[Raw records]
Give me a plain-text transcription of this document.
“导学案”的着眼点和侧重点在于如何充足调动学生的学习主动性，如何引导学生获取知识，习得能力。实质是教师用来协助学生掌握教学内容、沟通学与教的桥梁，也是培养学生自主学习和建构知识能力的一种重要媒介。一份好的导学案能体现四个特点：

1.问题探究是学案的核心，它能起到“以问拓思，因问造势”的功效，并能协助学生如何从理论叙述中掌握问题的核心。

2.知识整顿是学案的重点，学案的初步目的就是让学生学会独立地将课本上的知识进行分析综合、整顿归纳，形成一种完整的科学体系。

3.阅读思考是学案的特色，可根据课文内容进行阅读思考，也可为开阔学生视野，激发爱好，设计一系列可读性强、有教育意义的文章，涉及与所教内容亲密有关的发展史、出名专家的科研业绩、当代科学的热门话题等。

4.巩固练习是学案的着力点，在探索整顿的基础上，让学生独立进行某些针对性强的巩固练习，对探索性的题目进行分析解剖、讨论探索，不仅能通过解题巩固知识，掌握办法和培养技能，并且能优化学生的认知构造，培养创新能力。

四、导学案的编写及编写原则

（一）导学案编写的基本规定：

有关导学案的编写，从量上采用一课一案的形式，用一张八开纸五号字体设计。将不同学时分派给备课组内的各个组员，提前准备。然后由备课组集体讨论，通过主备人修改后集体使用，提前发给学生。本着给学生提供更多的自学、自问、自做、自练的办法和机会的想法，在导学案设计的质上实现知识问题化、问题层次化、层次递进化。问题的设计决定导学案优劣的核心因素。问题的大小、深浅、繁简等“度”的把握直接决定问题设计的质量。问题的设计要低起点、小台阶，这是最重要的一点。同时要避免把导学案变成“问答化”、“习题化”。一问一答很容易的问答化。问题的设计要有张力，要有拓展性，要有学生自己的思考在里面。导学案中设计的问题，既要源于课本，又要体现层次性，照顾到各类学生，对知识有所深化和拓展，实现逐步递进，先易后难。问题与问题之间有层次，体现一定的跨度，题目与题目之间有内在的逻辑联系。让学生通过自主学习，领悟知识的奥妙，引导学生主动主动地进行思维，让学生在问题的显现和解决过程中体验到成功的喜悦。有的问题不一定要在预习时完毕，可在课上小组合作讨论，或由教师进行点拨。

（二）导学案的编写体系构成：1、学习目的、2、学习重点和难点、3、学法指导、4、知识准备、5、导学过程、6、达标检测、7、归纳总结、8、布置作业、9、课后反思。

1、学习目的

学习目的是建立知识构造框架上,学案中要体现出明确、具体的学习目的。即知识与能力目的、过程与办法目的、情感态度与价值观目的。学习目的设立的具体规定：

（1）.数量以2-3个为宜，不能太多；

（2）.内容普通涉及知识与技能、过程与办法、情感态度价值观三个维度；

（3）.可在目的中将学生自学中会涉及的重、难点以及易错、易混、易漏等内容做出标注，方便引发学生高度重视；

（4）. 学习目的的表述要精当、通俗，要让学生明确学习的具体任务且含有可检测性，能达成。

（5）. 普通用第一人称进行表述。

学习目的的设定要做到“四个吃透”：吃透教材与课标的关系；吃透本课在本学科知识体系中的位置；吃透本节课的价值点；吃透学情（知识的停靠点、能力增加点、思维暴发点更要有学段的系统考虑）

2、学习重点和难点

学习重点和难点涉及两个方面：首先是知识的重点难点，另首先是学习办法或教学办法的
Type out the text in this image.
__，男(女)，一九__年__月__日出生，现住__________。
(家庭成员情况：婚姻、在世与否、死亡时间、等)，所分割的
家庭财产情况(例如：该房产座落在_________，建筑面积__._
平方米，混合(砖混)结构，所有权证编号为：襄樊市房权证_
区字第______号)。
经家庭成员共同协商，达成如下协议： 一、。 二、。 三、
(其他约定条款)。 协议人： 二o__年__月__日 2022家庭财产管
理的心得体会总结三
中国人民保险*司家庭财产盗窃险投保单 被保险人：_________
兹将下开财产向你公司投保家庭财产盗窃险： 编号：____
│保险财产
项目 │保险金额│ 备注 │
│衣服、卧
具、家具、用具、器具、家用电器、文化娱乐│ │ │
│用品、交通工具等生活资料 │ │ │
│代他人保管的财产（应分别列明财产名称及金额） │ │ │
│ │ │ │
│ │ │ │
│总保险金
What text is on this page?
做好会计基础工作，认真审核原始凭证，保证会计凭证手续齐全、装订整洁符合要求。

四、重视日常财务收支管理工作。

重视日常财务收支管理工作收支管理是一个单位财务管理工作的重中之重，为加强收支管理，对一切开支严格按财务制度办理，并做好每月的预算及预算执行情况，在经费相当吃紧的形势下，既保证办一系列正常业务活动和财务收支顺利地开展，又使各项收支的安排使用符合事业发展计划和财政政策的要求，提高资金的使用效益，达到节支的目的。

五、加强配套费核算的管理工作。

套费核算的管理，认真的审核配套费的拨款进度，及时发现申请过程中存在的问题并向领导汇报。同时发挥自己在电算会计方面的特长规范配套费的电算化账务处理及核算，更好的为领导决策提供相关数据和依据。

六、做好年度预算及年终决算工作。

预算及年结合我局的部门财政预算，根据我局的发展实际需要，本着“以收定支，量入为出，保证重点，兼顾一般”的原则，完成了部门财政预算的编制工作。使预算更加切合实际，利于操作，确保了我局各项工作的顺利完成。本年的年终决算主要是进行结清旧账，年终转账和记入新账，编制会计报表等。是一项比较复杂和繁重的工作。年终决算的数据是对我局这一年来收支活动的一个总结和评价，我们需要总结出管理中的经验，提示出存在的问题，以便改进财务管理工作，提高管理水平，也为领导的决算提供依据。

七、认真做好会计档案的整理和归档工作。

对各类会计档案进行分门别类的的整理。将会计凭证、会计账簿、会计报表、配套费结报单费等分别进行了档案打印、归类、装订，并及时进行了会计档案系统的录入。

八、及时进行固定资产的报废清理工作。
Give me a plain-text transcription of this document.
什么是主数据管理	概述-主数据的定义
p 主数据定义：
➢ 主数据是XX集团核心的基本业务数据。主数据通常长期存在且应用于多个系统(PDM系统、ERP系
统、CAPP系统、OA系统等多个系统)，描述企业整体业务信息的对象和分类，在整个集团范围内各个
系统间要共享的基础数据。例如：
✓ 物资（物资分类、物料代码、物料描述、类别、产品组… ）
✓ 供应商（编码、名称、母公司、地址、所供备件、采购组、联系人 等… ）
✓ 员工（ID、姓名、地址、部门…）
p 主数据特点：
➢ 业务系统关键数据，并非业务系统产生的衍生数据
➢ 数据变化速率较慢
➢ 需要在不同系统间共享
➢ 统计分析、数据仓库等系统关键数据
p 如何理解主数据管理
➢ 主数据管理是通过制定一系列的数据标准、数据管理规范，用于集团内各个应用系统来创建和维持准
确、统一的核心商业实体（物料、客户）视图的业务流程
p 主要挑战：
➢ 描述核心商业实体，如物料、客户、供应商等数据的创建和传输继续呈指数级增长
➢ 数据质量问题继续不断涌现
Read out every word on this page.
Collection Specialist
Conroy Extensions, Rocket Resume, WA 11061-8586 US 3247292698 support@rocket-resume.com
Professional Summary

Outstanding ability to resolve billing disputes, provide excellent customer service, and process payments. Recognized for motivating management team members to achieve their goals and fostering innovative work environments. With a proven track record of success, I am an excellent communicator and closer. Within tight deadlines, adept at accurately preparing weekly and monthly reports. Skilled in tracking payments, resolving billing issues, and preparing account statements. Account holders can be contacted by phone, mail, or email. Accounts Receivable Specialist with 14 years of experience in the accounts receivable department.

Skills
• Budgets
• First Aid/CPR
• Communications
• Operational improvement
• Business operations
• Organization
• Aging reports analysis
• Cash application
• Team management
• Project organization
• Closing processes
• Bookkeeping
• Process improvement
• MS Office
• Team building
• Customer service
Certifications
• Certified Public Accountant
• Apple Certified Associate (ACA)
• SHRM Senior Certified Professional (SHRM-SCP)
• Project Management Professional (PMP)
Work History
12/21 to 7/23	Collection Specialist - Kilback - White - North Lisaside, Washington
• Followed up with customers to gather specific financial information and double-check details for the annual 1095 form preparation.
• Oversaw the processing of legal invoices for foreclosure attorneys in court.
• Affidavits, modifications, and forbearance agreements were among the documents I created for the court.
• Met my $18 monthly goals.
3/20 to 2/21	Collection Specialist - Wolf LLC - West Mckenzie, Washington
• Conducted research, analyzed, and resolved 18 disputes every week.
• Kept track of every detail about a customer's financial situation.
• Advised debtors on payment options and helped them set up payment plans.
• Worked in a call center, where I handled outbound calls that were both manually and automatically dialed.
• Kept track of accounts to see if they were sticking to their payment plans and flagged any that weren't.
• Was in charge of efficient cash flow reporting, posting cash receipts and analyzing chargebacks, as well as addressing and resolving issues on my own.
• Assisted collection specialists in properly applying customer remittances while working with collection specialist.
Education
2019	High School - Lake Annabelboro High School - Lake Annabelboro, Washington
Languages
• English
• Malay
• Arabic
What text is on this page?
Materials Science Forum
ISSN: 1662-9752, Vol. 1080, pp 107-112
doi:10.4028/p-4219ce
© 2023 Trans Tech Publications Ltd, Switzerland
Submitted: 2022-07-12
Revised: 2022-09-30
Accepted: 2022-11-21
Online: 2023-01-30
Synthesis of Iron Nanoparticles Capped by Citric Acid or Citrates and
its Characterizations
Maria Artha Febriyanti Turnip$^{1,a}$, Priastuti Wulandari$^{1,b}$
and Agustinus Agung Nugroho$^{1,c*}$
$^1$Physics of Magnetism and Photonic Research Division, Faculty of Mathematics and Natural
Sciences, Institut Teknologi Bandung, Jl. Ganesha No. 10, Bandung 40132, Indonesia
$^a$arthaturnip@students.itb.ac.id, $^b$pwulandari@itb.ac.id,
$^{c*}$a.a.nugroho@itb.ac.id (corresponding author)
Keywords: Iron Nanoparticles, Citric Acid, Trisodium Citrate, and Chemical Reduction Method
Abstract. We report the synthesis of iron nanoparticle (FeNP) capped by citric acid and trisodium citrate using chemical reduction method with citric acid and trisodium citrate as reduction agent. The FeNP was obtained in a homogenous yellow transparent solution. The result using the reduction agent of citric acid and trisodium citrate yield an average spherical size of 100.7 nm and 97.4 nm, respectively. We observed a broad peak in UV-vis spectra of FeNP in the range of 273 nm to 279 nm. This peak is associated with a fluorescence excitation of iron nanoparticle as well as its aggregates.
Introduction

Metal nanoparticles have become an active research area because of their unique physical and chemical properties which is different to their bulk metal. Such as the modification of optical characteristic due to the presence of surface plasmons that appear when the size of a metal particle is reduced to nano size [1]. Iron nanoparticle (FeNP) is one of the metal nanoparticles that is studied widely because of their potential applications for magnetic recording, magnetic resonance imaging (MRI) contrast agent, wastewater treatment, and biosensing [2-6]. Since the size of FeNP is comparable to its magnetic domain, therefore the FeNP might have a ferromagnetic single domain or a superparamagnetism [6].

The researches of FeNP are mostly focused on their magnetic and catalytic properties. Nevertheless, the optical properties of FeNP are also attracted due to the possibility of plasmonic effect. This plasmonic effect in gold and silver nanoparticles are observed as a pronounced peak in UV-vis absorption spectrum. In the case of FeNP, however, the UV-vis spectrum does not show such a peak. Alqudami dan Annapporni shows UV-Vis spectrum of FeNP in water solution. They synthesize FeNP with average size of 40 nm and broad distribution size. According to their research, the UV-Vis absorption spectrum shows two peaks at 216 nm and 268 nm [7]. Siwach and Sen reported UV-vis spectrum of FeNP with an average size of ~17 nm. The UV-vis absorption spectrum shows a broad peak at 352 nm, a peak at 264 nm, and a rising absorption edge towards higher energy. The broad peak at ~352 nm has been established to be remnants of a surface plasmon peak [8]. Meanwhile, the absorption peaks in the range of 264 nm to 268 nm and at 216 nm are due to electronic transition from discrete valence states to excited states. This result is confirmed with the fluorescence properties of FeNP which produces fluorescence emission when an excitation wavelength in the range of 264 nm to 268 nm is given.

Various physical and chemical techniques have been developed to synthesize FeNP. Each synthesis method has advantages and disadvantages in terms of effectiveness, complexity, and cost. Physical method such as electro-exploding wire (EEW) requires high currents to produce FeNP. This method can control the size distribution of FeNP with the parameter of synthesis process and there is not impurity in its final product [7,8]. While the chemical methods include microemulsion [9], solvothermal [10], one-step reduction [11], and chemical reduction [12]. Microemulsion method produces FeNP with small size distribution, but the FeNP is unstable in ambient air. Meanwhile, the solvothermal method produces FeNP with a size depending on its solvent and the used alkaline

[SHORT PROBLEM]
Show every line that contains the word "financial".

[TASK SOLUTION]
• Followed up with customers to gather specific financial information and double-check details for the annual 1095 form preparation.
• Kept track of every detail about a customer's financial situation.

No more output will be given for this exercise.